WHAT YOU NEED TO DO:
Give every entry again, word for word.
=== SUPPLIED DATA ===
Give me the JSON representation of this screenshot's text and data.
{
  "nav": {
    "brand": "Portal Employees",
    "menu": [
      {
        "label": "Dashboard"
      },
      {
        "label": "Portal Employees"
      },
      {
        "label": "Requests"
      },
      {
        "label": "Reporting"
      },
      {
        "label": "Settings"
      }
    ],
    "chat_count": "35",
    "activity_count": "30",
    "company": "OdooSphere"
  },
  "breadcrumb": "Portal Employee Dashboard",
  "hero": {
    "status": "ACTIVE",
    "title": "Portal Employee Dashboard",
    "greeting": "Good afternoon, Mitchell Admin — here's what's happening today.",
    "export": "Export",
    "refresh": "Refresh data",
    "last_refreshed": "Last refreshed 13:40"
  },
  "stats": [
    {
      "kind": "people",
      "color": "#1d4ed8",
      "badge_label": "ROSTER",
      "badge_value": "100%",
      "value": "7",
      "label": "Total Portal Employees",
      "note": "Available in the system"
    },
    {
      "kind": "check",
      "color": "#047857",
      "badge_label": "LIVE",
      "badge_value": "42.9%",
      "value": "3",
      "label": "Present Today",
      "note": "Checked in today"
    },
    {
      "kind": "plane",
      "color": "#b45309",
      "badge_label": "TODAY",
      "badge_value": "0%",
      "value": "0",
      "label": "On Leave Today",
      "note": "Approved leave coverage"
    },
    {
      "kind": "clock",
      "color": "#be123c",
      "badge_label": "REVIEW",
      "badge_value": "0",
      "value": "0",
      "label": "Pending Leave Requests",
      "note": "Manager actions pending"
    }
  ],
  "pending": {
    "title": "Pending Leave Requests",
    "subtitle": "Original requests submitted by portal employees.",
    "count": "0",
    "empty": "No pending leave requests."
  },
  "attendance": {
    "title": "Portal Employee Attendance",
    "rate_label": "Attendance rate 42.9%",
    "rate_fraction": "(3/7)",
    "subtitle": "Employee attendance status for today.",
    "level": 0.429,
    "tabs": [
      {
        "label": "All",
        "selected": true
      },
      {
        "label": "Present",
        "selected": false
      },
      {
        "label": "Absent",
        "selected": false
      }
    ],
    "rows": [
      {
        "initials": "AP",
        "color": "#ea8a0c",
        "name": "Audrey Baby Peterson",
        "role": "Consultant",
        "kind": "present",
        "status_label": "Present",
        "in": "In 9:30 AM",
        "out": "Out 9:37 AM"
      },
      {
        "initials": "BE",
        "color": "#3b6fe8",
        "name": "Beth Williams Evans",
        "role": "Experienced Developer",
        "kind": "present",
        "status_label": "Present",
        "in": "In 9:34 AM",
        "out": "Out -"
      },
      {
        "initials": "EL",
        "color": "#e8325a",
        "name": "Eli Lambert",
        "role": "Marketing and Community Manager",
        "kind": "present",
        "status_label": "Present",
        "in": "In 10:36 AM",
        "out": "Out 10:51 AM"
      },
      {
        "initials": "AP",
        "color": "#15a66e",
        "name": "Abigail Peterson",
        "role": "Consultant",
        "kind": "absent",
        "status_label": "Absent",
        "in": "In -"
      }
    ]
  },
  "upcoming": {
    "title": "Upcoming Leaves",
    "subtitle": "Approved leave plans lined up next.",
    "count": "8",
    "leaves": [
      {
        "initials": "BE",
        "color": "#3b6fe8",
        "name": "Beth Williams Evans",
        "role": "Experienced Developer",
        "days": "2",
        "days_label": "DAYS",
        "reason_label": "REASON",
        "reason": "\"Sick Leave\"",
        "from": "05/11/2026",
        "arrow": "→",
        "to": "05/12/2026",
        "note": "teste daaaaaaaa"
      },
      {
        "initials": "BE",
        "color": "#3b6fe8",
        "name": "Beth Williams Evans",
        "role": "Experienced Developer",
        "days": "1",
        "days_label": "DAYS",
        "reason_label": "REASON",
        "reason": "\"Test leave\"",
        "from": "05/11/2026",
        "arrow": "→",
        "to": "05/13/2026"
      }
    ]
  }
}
===
EXPECTED OUTPUT:
Give me the JSON representation of this screenshot's text and data.
{
  "nav": {
    "brand": "Portal Employees",
    "menu": [
      {
        "label": "Dashboard"
      },
      {
        "label": "Portal Employees"
      },
      {
        "label": "Requests"
      },
      {
        "label": "Reporting"
      },
      {
        "label": "Settings"
      }
    ],
    "chat_count": "35",
    "activity_count": "30",
    "company": "OdooSphere"
  },
  "breadcrumb": "Portal Employee Dashboard",
  "hero": {
    "status": "ACTIVE",
    "title": "Portal Employee Dashboard",
    "greeting": "Good afternoon, Mitchell Admin — here's what's happening today.",
    "export": "Export",
    "refresh": "Refresh data",
    "last_refreshed": "Last refreshed 13:40"
  },
  "stats": [
    {
      "kind": "people",
      "color": "#1d4ed8",
      "badge_label": "ROSTER",
      "badge_value": "100%",
      "value": "7",
      "label": "Total Portal Employees",
      "note": "Available in the system"
    },
    {
      "kind": "check",
      "color": "#047857",
      "badge_label": "LIVE",
      "badge_value": "42.9%",
      "value": "3",
      "label": "Present Today",
      "note": "Checked in today"
    },
    {
      "kind": "plane",
      "color": "#b45309",
      "badge_label": "TODAY",
      "badge_value": "0%",
      "value": "0",
      "label": "On Leave Today",
      "note": "Approved leave coverage"
    },
    {
      "kind": "clock",
      "color": "#be123c",
      "badge_label": "REVIEW",
      "badge_value": "0",
      "value": "0",
      "label": "Pending Leave Requests",
      "note": "Manager actions pending"
    }
  ],
  "pending": {
    "title": "Pending Leave Requests",
    "subtitle": "Original requests submitted by portal employees.",
    "count": "0",
    "empty": "No pending leave requests."
  },
  "attendance": {
    "title": "Portal Employee Attendance",
    "rate_label": "Attendance rate 42.9%",
    "rate_fraction": "(3/7)",
    "subtitle": "Employee attendance status for today.",
    "level": 0.429,
    "tabs": [
      {
        "label": "All",
        "selected": true
      },
      {
        "label": "Present",
        "selected": false
      },
      {
        "label": "Absent",
        "selected": false
      }
    ],
    "rows": [
      {
        "initials": "AP",
        "color": "#ea8a0c",
        "name": "Audrey Baby Peterson",
        "role": "Consultant",
        "kind": "present",
        "status_label": "Present",
        "in": "In 9:30 AM",
        "out": "Out 9:37 AM"
      },
      {
        "initials": "BE",
        "color": "#3b6fe8",
        "name": "Beth Williams Evans",
        "role": "Experienced Developer",
        "kind": "present",
        "status_label": "Present",
        "in": "In 9:34 AM",
        "out": "Out -"
      },
      {
        "initials": "EL",
        "color": "#e8325a",
        "name": "Eli Lambert",
        "role": "Marketing and Community Manager",
        "kind": "present",
        "status_label": "Present",
        "in": "In 10:36 AM",
        "out": "Out 10:51 AM"
      },
      {
        "initials": "AP",
        "color": "#15a66e",
        "name": "Abigail Peterson",
        "role": "Consultant",
        "kind": "absent",
        "status_label": "Absent",
        "in": "In -"
      }
    ]
  },
  "upcoming": {
    "title": "Upcoming Leaves",
    "subtitle": "Approved leave plans lined up next.",
    "count": "8",
    "leaves": [
      {
        "initials": "BE",
        "color": "#3b6fe8",
        "name": "Beth Williams Evans",
        "role": "Experienced Developer",
        "days": "2",
        "days_label": "DAYS",
        "reason_label": "REASON",
        "reason": "\"Sick Leave\"",
        "from": "05/11/2026",
        "arrow": "→",
        "to": "05/12/2026",
        "note": "teste daaaaaaaa"
      },
      {
        "initials": "BE",
        "color": "#3b6fe8",
        "name": "Beth Williams Evans",
        "role": "Experienced Developer",
        "days": "1",
        "days_label": "DAYS",
        "reason_label": "REASON",
        "reason": "\"Test leave\"",
        "from": "05/11/2026",
        "arrow": "→",
        "to": "05/13/2026"
      }
    ]
  }
}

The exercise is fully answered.